What you are asked to do
Repeat each entry word for word. Leave any images out of the copy.

Dataset items
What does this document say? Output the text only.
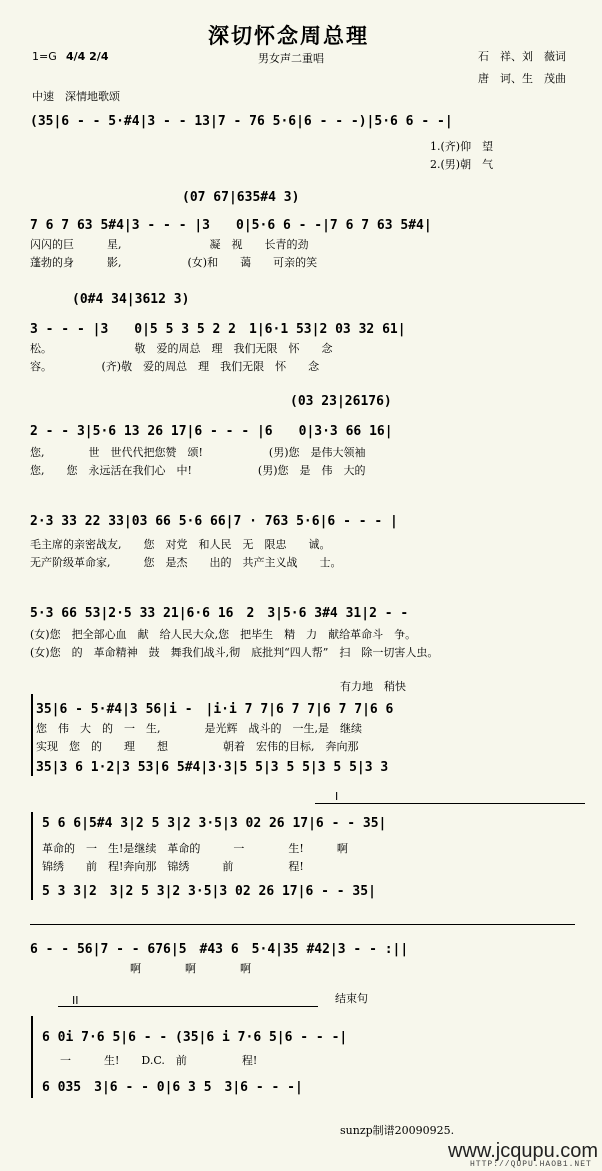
深切怀念周总理
1=G 4/4 2/4	男女声二重唱	石　祥、刘　薇词
唐　诃、生　茂曲
中速　深情地歌颂
(35|6 - - 5·#4|3 - - 13|7 - 76 5·6|6 - - -)|5·6 6 - -|
1.(齐)仰　望
2.(男)朝　气
(07 67|635#4 3)
7 6 7 63 5#4|3 - - - |3　　0|5·6 6 - -|7 6 7 63 5#4|
闪闪的巨　　　星,　　　　　　　　凝　视　　长青的劲
蓬勃的身　　　影,　　　　　　(女)和　　蔼　　可亲的笑
(0#4 34|3612 3)
3 - - - |3　　0|5 5 3 5 2 2　1|6·1 53|2 03 32 61|
松。　　　　　　　　敬　爱的周总　理　我们无限　怀　　念
容。　　　　　(齐)敬　爱的周总　理　我们无限　怀　　念
(03 23|26176)
2 - - 3|5·6 13 26 17|6 - - - |6　　0|3·3 66 16|
您,　　　　世　世代代把您赞　颂!　　　　　　(男)您　是伟大领袖
您,　　您　永远活在我们心　中!　　　　　　(男)您　是　伟　大的
2·3 33 22 33|03 66 5·6 66|7 · 763 5·6|6 - - - |
毛主席的亲密战友,　　您　对党　和人民　无　限忠　　诚。
无产阶级革命家,　　　您　是杰　　出的　共产主义战　　士。
5·3 66 53|2·5 33 21|6·6 16　2　3|5·6 3#4 31|2 - -
(女)您　把全部心血　献　给人民大众,您　把毕生　精　力　献给革命斗　争。
(女)您　的　革命精神　鼓　舞我们战斗,彻　底批判“四人帮”　扫　除一切害人虫。
有力地　稍快
35|6 - 5·#4|3 56|i -　|i·i 7 7|6 7 7|6 7 7|6 6
您　伟　大　的　一　生,　　　　是光辉　战斗的　一生,是　继续
实现　您　的　　理　　想　　　　　朝着　宏伟的目标,　奔向那
35|3 6 1·2|3 53|6 5#4|3·3|5 5|3 5 5|3 5 5|3 3
I
5 6 6|5#4 3|2 5 3|2 3·5|3 02 26 17|6 - - 35|
革命的　一　生!是继续　革命的　　　一　　　　生!　　　啊
锦绣　　前　程!奔向那　锦绣　　　前　　　　　程!
5 3 3|2　3|2 5 3|2 3·5|3 02 26 17|6 - - 35|
6 - - 56|7 - - 676|5　#43 6　5·4|35 #42|3 - - :||
啊　　　　啊　　　　啊
结束句
II
6 0i 7·6 5|6 - - (35|6 i 7·6 5|6 - - -|
一　　　生!　　D.C.　前　　　　　程!
6 035　3|6 - - 0|6 3 5　3|6 - - -|
sunzp制谱20090925.
www.jcqupu.com
HTTP://QUPU.HAOB1.NET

Expected output
What does this document say? Output the text only.
深切怀念周总理
1=G 4/4 2/4	男女声二重唱	石　祥、刘　薇词
唐　诃、生　茂曲
中速　深情地歌颂
(35|6 - - 5·#4|3 - - 13|7 - 76 5·6|6 - - -)|5·6 6 - -|
1.(齐)仰　望
2.(男)朝　气
(07 67|635#4 3)
7 6 7 63 5#4|3 - - - |3　　0|5·6 6 - -|7 6 7 63 5#4|
闪闪的巨　　　星,　　　　　　　　凝　视　　长青的劲
蓬勃的身　　　影,　　　　　　(女)和　　蔼　　可亲的笑
(0#4 34|3612 3)
3 - - - |3　　0|5 5 3 5 2 2　1|6·1 53|2 03 32 61|
松。　　　　　　　　敬　爱的周总　理　我们无限　怀　　念
容。　　　　　(齐)敬　爱的周总　理　我们无限　怀　　念
(03 23|26176)
2 - - 3|5·6 13 26 17|6 - - - |6　　0|3·3 66 16|
您,　　　　世　世代代把您赞　颂!　　　　　　(男)您　是伟大领袖
您,　　您　永远活在我们心　中!　　　　　　(男)您　是　伟　大的
2·3 33 22 33|03 66 5·6 66|7 · 763 5·6|6 - - - |
毛主席的亲密战友,　　您　对党　和人民　无　限忠　　诚。
无产阶级革命家,　　　您　是杰　　出的　共产主义战　　士。
5·3 66 53|2·5 33 21|6·6 16　2　3|5·6 3#4 31|2 - -
(女)您　把全部心血　献　给人民大众,您　把毕生　精　力　献给革命斗　争。
(女)您　的　革命精神　鼓　舞我们战斗,彻　底批判“四人帮”　扫　除一切害人虫。
有力地　稍快
35|6 - 5·#4|3 56|i -　|i·i 7 7|6 7 7|6 7 7|6 6
您　伟　大　的　一　生,　　　　是光辉　战斗的　一生,是　继续
实现　您　的　　理　　想　　　　　朝着　宏伟的目标,　奔向那
35|3 6 1·2|3 53|6 5#4|3·3|5 5|3 5 5|3 5 5|3 3
I
5 6 6|5#4 3|2 5 3|2 3·5|3 02 26 17|6 - - 35|
革命的　一　生!是继续　革命的　　　一　　　　生!　　　啊
锦绣　　前　程!奔向那　锦绣　　　前　　　　　程!
5 3 3|2　3|2 5 3|2 3·5|3 02 26 17|6 - - 35|
6 - - 56|7 - - 676|5　#43 6　5·4|35 #42|3 - - :||
啊　　　　啊　　　　啊
结束句
II
6 0i 7·6 5|6 - - (35|6 i 7·6 5|6 - - -|
一　　　生!　　D.C.　前　　　　　程!
6 035　3|6 - - 0|6 3 5　3|6 - - -|
sunzp制谱20090925.
www.jcqupu.com
HTTP://QUPU.HAOB1.NET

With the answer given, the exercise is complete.